Several studies have reported MRI to be more sensitive and more specific than dynamic CT and helical CT. Ferumoxide-enhanced MRI has been shown to detect more, especially small, metastatic lesions than contrast-enhanced CT [27]. Small lesions, which are detected at a greater frequency with this technique, are particularly difficult to characterize exactly. Gadolinium-enhanced MRI may be helpful in characterization of these lesions, particularly for small haemangiomas, cysts, and biliary hamartomas. Liver-specific MR contrast agents are helpful in the differentiation between FNH and hypervascular liver metastases. The wide array of MR pulse sequences and MR contrast agents available makes MRI the most powerful tool for non-invasive lesion characterization [15].
Preoperative assessment of surgical candidates
The majority of liver metastases are non-resectable because of extrahepatic disease or extensive liver involvement. With increasing surgical expertise in liver resection, indications for resection of limited metastatic disease have expanded in recent years. To prevent unnecessary laparatomies in patients referred for surgery, meticulous preoperative assessment of metastatic liver involvement should be performed [27].
The ideal preoperative imaging modality should combine (1) high sensitivity and (2) high specificity, with a low false-positive rate for metastases detection and characterization. It should provide (3) precise anatomic information of the tumour location in relation to the major anatomic structures. In most oncologic centres, contrast-enhanced CT and/or MRI are the mainstay of preoperative staging in patients with liver tumours. However, in the study of Zacherl et al., helical CT either showed either false-positive and false-negative diagnoses in 42% of patients referred for surgery [28]. In comparison to preoperative staging the surgical strategy was changed by intraoperative US in 22.8% [28].

> [Extracted material]:

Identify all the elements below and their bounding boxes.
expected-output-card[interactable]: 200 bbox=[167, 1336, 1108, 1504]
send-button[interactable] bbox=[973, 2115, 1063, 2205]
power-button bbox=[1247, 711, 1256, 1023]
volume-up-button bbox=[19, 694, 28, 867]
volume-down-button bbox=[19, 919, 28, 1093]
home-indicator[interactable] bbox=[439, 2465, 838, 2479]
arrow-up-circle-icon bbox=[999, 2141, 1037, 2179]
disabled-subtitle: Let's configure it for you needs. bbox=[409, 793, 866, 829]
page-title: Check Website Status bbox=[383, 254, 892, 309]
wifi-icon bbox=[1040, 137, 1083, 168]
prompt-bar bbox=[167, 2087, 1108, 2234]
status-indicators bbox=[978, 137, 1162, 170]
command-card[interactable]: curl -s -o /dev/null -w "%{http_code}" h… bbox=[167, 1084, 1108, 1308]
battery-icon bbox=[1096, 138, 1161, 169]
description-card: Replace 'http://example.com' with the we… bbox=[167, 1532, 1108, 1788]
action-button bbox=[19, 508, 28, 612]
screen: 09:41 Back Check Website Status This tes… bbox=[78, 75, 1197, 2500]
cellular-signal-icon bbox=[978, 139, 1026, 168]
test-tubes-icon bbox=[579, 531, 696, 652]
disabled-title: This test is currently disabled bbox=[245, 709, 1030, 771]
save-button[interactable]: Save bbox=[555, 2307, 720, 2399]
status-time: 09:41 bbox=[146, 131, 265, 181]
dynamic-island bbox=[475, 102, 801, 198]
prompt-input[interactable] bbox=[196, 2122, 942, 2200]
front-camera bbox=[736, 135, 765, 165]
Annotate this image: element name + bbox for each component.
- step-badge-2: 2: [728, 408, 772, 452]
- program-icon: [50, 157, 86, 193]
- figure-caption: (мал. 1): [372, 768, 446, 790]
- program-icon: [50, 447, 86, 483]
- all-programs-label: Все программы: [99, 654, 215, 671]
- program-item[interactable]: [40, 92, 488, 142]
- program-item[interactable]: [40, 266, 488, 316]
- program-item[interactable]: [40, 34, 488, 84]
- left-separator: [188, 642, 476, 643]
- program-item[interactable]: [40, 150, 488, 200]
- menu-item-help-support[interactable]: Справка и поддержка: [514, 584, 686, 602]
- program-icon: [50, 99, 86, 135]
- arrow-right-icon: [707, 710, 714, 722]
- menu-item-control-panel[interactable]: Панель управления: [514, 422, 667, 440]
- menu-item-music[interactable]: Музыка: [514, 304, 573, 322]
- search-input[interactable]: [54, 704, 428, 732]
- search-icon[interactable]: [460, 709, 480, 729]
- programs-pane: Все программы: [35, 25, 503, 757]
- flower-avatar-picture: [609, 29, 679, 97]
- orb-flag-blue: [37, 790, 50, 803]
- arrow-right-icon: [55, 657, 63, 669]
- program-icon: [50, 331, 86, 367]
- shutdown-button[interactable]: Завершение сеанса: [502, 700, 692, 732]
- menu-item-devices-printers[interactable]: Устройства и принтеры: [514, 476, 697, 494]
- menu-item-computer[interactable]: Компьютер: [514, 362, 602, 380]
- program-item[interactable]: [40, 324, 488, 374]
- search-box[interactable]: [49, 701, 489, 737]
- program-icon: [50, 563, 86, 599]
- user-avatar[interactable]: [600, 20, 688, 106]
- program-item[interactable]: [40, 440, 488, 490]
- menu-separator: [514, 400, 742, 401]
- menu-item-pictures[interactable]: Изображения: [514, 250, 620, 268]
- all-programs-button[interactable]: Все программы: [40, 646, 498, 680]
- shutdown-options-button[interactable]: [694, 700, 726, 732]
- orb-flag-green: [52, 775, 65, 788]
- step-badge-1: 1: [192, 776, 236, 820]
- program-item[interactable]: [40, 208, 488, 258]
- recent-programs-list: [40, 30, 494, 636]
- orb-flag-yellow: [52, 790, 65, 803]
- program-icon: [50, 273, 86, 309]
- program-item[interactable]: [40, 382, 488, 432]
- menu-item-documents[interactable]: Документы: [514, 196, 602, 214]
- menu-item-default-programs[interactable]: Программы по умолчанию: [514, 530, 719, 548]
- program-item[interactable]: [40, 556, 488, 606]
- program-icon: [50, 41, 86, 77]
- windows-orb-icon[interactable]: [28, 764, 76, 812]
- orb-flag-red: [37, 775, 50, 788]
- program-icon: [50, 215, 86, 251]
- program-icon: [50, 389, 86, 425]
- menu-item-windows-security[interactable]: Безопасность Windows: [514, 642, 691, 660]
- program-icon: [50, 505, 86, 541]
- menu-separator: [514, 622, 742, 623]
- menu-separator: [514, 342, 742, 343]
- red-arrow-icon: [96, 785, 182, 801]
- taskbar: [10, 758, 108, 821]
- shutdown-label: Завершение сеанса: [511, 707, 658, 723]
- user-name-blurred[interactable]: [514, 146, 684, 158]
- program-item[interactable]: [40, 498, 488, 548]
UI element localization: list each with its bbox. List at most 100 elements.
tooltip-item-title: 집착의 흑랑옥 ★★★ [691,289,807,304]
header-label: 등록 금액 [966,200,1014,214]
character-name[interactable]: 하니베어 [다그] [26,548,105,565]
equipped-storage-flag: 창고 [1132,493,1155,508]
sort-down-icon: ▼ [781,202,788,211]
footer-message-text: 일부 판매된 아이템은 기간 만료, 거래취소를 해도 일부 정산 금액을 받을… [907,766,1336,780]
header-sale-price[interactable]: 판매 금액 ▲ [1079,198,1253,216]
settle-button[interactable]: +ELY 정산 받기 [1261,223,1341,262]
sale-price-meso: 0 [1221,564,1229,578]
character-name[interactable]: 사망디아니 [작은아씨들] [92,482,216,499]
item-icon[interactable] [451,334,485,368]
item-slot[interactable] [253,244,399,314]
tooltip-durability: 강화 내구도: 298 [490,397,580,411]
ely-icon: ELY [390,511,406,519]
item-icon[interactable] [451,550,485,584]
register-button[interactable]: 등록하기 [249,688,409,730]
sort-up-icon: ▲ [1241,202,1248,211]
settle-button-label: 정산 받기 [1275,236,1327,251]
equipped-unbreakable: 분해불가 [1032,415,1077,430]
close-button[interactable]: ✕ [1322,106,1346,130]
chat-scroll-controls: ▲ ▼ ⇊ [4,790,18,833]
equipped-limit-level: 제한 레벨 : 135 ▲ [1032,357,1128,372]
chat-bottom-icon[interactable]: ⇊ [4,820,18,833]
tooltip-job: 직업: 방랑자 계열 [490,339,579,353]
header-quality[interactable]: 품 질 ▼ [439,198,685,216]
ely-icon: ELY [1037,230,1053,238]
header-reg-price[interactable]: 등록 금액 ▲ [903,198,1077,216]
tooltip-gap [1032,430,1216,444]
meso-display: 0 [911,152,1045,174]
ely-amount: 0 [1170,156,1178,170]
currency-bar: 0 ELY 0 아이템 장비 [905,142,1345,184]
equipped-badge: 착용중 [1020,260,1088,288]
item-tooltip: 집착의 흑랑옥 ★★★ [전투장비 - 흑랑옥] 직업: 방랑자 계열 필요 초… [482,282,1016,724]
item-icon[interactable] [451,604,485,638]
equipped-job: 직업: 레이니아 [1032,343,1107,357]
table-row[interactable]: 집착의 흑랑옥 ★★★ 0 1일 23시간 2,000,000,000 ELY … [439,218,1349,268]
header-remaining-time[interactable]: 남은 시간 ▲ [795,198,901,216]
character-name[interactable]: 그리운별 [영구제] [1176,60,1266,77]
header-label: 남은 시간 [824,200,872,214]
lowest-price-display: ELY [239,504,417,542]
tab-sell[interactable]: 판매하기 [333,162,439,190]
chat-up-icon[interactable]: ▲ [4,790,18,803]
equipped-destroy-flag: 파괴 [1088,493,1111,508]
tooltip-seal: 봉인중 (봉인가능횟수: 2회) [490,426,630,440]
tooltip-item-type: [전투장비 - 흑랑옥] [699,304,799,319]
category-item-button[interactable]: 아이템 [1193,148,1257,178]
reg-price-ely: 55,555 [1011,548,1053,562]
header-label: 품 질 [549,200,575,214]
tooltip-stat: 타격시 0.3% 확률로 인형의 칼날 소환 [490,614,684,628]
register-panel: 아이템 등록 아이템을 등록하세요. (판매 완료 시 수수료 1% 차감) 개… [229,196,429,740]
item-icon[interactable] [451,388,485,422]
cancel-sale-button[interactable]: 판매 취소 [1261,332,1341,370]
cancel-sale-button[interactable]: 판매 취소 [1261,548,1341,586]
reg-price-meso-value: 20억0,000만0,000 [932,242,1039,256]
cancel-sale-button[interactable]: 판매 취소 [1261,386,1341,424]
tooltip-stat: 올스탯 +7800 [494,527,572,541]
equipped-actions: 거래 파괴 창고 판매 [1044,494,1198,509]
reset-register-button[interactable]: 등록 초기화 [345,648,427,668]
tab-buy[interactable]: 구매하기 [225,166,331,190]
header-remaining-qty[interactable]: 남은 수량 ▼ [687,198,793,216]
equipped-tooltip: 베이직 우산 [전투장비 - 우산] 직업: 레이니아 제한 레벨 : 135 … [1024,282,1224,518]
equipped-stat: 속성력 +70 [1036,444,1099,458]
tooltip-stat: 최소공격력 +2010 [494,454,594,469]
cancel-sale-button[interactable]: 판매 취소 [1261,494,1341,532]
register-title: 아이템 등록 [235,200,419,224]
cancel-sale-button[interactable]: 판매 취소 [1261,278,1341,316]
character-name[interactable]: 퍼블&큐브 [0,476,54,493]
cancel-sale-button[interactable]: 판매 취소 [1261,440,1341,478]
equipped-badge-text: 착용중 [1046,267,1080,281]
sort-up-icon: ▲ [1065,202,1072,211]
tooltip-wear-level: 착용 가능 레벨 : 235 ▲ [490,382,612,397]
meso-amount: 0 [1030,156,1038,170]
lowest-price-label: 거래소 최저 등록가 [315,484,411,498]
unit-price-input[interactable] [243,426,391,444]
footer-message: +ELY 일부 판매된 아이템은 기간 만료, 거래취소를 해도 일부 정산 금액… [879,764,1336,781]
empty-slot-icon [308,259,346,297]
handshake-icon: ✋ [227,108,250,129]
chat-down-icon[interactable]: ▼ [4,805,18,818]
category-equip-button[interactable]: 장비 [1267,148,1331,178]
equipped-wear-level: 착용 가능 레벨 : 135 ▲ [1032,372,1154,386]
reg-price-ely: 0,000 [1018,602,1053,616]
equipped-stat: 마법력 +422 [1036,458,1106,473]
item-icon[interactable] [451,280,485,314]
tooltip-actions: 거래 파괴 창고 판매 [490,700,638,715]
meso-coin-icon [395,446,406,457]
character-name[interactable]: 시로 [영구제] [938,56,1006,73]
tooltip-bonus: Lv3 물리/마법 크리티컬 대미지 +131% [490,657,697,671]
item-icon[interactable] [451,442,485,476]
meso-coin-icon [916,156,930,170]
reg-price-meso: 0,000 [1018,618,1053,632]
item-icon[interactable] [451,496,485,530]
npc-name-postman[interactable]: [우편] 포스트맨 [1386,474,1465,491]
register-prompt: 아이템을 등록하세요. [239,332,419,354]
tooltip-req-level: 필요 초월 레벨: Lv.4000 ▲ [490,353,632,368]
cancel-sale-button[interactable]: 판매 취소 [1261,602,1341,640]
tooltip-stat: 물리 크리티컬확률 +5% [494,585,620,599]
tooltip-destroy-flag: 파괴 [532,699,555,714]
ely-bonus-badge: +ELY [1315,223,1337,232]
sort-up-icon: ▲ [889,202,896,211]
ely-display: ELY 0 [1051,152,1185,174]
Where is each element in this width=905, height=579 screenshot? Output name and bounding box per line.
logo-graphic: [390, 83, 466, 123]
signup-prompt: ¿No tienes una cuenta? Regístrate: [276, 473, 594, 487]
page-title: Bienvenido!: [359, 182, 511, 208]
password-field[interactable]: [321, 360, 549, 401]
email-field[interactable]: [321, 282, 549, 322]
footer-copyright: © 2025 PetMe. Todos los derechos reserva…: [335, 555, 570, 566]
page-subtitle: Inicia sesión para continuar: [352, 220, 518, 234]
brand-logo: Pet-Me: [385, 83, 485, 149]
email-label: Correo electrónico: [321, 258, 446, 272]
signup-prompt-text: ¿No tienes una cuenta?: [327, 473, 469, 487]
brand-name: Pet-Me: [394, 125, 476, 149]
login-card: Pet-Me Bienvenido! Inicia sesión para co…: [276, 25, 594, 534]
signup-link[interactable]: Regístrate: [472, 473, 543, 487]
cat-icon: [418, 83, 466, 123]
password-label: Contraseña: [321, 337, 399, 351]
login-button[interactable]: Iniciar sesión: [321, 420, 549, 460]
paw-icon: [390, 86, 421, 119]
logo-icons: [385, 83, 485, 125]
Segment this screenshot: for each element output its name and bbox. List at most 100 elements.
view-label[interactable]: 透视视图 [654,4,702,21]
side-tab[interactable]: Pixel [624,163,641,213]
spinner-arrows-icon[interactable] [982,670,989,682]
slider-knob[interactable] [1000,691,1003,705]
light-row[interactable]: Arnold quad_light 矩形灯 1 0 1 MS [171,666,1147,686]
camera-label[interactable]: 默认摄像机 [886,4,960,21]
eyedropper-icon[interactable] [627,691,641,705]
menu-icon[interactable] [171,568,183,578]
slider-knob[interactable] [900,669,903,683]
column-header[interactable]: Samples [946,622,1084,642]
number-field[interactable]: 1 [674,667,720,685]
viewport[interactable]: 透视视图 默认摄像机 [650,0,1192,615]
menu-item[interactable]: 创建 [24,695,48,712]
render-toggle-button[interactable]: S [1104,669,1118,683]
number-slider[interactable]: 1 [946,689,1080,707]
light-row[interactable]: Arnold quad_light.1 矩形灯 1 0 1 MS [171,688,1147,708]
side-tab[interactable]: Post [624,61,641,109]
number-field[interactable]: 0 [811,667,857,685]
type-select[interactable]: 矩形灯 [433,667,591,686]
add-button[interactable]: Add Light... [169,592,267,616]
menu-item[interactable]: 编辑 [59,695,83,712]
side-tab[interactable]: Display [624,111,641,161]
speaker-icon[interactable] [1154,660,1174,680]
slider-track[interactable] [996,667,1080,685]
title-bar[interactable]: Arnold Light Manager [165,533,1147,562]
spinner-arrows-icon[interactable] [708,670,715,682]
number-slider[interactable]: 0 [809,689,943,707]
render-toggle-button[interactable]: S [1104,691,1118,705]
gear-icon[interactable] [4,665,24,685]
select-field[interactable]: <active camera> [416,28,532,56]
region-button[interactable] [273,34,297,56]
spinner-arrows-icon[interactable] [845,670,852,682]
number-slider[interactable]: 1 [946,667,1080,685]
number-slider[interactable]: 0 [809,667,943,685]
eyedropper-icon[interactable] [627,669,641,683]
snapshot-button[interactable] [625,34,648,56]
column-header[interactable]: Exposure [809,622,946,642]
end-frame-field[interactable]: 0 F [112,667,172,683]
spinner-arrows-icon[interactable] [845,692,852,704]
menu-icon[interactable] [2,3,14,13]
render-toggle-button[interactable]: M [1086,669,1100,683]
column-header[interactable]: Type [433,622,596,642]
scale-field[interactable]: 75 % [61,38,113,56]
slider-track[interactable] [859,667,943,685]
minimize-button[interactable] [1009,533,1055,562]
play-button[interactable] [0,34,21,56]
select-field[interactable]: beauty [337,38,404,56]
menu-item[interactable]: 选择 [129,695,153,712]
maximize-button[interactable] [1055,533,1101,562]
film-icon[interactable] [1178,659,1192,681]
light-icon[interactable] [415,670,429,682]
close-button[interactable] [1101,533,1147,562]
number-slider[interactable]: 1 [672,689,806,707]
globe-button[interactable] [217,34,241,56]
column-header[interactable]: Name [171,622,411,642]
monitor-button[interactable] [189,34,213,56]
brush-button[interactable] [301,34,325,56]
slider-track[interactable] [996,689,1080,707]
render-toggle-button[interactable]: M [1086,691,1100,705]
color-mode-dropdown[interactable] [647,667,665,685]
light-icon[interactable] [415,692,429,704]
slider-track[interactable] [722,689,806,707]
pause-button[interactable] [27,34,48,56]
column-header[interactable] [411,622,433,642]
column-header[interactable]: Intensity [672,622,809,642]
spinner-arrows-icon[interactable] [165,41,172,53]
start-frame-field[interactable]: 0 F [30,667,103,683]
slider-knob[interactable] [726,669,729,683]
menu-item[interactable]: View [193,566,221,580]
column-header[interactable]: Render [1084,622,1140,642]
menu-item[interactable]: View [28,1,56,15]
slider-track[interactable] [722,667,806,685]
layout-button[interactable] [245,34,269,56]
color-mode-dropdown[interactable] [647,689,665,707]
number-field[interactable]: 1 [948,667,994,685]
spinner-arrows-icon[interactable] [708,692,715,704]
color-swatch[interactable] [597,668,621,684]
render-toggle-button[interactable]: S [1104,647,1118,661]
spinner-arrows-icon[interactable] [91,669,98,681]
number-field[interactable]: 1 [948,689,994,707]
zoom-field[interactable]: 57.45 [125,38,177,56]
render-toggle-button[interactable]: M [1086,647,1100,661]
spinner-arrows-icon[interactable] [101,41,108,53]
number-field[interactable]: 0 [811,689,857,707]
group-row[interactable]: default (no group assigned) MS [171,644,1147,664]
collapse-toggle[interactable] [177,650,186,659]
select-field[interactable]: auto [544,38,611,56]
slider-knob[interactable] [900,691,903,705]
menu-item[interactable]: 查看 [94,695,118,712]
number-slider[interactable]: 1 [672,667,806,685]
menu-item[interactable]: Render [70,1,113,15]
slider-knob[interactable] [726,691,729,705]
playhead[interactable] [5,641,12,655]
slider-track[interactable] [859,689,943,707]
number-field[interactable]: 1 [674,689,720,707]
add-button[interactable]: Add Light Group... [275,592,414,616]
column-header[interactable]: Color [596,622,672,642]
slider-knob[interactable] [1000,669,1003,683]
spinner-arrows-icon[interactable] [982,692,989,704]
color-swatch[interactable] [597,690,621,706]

> [Action item]: Reproduce the stretch from "Several studies have" through "lesion characterization [15]." in the liver imaging passage, word for word.

> [Answer to this problem]:
Several studies have reported MRI to be more sensitive and more specific than dynamic CT and helical CT. Ferumoxide-enhanced MRI has been shown to detect more, especially small, metastatic lesions than contrast-enhanced CT [27]. Small lesions, which are detected at a greater frequency with this technique, are particularly difficult to characterize exactly. Gadolinium-enhanced MRI may be helpful in characterization of these lesions, particularly for small haemangiomas, cysts, and biliary hamartomas. Liver-specific MR contrast agents are helpful in the differentiation between FNH and hypervascular liver metastases. The wide array of MR pulse sequences and MR contrast agents available makes MRI the most powerful tool for non-invasive lesion characterization [15].